- _Given task_
Every entry needs to be reproduced exactly.

===== Information provided =====

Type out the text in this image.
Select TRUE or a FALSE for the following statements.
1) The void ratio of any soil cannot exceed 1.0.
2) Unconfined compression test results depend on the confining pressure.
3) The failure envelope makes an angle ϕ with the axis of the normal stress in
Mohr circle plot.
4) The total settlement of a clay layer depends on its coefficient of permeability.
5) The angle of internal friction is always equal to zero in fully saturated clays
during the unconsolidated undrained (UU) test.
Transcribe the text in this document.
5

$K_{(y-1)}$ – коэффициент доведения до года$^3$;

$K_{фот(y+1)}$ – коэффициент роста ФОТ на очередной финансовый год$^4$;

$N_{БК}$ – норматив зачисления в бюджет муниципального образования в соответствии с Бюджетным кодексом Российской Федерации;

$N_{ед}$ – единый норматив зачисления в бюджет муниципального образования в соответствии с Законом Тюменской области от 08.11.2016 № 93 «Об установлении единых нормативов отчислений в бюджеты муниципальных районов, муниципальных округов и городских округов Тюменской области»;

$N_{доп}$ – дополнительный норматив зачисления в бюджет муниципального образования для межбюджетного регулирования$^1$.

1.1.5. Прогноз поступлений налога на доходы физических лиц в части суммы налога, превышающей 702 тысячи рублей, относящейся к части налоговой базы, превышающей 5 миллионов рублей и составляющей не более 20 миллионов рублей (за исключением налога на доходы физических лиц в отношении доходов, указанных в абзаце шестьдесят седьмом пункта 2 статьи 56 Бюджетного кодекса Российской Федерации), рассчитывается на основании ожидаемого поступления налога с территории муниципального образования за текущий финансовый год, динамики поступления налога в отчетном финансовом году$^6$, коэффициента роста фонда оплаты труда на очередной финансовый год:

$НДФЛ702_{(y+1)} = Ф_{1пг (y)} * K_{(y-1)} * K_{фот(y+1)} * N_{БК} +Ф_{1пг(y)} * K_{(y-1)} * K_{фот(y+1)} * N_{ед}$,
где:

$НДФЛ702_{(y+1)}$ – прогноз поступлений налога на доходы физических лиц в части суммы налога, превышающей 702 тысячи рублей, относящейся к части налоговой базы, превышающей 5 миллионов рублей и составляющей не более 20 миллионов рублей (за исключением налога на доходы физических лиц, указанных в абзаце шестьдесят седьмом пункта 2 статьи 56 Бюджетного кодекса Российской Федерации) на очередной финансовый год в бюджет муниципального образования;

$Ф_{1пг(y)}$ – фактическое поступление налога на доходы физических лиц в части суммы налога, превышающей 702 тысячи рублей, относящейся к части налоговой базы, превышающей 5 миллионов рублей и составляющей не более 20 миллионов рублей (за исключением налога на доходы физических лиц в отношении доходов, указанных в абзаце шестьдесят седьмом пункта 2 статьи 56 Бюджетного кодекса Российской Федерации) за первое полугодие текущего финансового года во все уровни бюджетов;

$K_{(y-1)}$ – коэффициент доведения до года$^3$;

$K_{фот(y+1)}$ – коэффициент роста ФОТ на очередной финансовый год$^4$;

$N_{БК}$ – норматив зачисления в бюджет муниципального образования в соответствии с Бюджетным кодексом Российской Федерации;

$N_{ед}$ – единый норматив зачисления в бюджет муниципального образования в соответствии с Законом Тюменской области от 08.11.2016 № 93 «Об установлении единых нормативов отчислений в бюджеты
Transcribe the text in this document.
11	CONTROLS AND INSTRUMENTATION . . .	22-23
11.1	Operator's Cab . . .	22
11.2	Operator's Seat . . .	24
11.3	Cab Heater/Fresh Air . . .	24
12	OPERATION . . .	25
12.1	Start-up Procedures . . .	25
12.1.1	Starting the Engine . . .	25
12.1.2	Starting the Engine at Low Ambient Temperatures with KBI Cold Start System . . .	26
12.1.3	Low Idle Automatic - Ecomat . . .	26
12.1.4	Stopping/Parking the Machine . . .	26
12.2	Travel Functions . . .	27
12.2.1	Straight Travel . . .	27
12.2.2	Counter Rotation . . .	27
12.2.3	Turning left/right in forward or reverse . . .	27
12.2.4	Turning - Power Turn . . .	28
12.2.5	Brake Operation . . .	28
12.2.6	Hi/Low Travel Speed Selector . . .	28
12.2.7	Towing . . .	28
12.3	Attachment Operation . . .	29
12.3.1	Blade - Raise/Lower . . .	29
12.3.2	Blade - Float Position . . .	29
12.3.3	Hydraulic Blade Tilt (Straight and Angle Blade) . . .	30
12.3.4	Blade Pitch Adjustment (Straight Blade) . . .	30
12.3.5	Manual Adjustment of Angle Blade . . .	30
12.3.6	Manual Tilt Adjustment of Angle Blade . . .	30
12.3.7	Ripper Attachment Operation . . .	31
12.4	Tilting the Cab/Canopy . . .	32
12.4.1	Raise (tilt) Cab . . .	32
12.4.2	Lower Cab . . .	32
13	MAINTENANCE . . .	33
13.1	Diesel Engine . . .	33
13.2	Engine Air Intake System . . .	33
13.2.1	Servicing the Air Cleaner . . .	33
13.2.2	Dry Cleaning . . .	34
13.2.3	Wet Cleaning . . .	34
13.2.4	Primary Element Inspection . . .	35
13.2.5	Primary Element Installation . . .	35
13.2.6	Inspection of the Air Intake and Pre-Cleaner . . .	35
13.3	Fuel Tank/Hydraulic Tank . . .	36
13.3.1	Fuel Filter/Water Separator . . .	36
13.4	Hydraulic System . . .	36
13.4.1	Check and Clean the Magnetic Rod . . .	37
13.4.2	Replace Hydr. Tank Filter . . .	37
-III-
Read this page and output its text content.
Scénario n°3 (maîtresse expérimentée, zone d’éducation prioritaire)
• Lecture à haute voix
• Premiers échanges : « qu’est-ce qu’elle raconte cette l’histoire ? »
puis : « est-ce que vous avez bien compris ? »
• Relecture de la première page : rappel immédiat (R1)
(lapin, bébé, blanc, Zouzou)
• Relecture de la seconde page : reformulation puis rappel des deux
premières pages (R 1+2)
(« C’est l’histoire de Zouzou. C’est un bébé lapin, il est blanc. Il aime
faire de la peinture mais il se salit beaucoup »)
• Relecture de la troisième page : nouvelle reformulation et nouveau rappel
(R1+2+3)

=====

- _Answer in full_
Type out the text in this image.
Select TRUE or a FALSE for the following statements.
1) The void ratio of any soil cannot exceed 1.0.
2) Unconfined compression test results depend on the confining pressure.
3) The failure envelope makes an angle ϕ with the axis of the normal stress in
Mohr circle plot.
4) The total settlement of a clay layer depends on its coefficient of permeability.
5) The angle of internal friction is always equal to zero in fully saturated clays
during the unconsolidated undrained (UU) test.
Transcribe the text in this document.
5

$K_{(y-1)}$ – коэффициент доведения до года$^3$;

$K_{фот(y+1)}$ – коэффициент роста ФОТ на очередной финансовый год$^4$;

$N_{БК}$ – норматив зачисления в бюджет муниципального образования в соответствии с Бюджетным кодексом Российской Федерации;

$N_{ед}$ – единый норматив зачисления в бюджет муниципального образования в соответствии с Законом Тюменской области от 08.11.2016 № 93 «Об установлении единых нормативов отчислений в бюджеты муниципальных районов, муниципальных округов и городских округов Тюменской области»;

$N_{доп}$ – дополнительный норматив зачисления в бюджет муниципального образования для межбюджетного регулирования$^1$.

1.1.5. Прогноз поступлений налога на доходы физических лиц в части суммы налога, превышающей 702 тысячи рублей, относящейся к части налоговой базы, превышающей 5 миллионов рублей и составляющей не более 20 миллионов рублей (за исключением налога на доходы физических лиц в отношении доходов, указанных в абзаце шестьдесят седьмом пункта 2 статьи 56 Бюджетного кодекса Российской Федерации), рассчитывается на основании ожидаемого поступления налога с территории муниципального образования за текущий финансовый год, динамики поступления налога в отчетном финансовом году$^6$, коэффициента роста фонда оплаты труда на очередной финансовый год:

$НДФЛ702_{(y+1)} = Ф_{1пг (y)} * K_{(y-1)} * K_{фот(y+1)} * N_{БК} +Ф_{1пг(y)} * K_{(y-1)} * K_{фот(y+1)} * N_{ед}$,
где:

$НДФЛ702_{(y+1)}$ – прогноз поступлений налога на доходы физических лиц в части суммы налога, превышающей 702 тысячи рублей, относящейся к части налоговой базы, превышающей 5 миллионов рублей и составляющей не более 20 миллионов рублей (за исключением налога на доходы физических лиц, указанных в абзаце шестьдесят седьмом пункта 2 статьи 56 Бюджетного кодекса Российской Федерации) на очередной финансовый год в бюджет муниципального образования;

$Ф_{1пг(y)}$ – фактическое поступление налога на доходы физических лиц в части суммы налога, превышающей 702 тысячи рублей, относящейся к части налоговой базы, превышающей 5 миллионов рублей и составляющей не более 20 миллионов рублей (за исключением налога на доходы физических лиц в отношении доходов, указанных в абзаце шестьдесят седьмом пункта 2 статьи 56 Бюджетного кодекса Российской Федерации) за первое полугодие текущего финансового года во все уровни бюджетов;

$K_{(y-1)}$ – коэффициент доведения до года$^3$;

$K_{фот(y+1)}$ – коэффициент роста ФОТ на очередной финансовый год$^4$;

$N_{БК}$ – норматив зачисления в бюджет муниципального образования в соответствии с Бюджетным кодексом Российской Федерации;

$N_{ед}$ – единый норматив зачисления в бюджет муниципального образования в соответствии с Законом Тюменской области от 08.11.2016 № 93 «Об установлении единых нормативов отчислений в бюджеты
Transcribe the text in this document.
11	CONTROLS AND INSTRUMENTATION . . .	22-23
11.1	Operator's Cab . . .	22
11.2	Operator's Seat . . .	24
11.3	Cab Heater/Fresh Air . . .	24
12	OPERATION . . .	25
12.1	Start-up Procedures . . .	25
12.1.1	Starting the Engine . . .	25
12.1.2	Starting the Engine at Low Ambient Temperatures with KBI Cold Start System . . .	26
12.1.3	Low Idle Automatic - Ecomat . . .	26
12.1.4	Stopping/Parking the Machine . . .	26
12.2	Travel Functions . . .	27
12.2.1	Straight Travel . . .	27
12.2.2	Counter Rotation . . .	27
12.2.3	Turning left/right in forward or reverse . . .	27
12.2.4	Turning - Power Turn . . .	28
12.2.5	Brake Operation . . .	28
12.2.6	Hi/Low Travel Speed Selector . . .	28
12.2.7	Towing . . .	28
12.3	Attachment Operation . . .	29
12.3.1	Blade - Raise/Lower . . .	29
12.3.2	Blade - Float Position . . .	29
12.3.3	Hydraulic Blade Tilt (Straight and Angle Blade) . . .	30
12.3.4	Blade Pitch Adjustment (Straight Blade) . . .	30
12.3.5	Manual Adjustment of Angle Blade . . .	30
12.3.6	Manual Tilt Adjustment of Angle Blade . . .	30
12.3.7	Ripper Attachment Operation . . .	31
12.4	Tilting the Cab/Canopy . . .	32
12.4.1	Raise (tilt) Cab . . .	32
12.4.2	Lower Cab . . .	32
13	MAINTENANCE . . .	33
13.1	Diesel Engine . . .	33
13.2	Engine Air Intake System . . .	33
13.2.1	Servicing the Air Cleaner . . .	33
13.2.2	Dry Cleaning . . .	34
13.2.3	Wet Cleaning . . .	34
13.2.4	Primary Element Inspection . . .	35
13.2.5	Primary Element Installation . . .	35
13.2.6	Inspection of the Air Intake and Pre-Cleaner . . .	35
13.3	Fuel Tank/Hydraulic Tank . . .	36
13.3.1	Fuel Filter/Water Separator . . .	36
13.4	Hydraulic System . . .	36
13.4.1	Check and Clean the Magnetic Rod . . .	37
13.4.2	Replace Hydr. Tank Filter . . .	37
-III-
Read this page and output its text content.
Scénario n°3 (maîtresse expérimentée, zone d’éducation prioritaire)
• Lecture à haute voix
• Premiers échanges : « qu’est-ce qu’elle raconte cette l’histoire ? »
puis : « est-ce que vous avez bien compris ? »
• Relecture de la première page : rappel immédiat (R1)
(lapin, bébé, blanc, Zouzou)
• Relecture de la seconde page : reformulation puis rappel des deux
premières pages (R 1+2)
(« C’est l’histoire de Zouzou. C’est un bébé lapin, il est blanc. Il aime
faire de la peinture mais il se salit beaucoup »)
• Relecture de la troisième page : nouvelle reformulation et nouveau rappel
(R1+2+3)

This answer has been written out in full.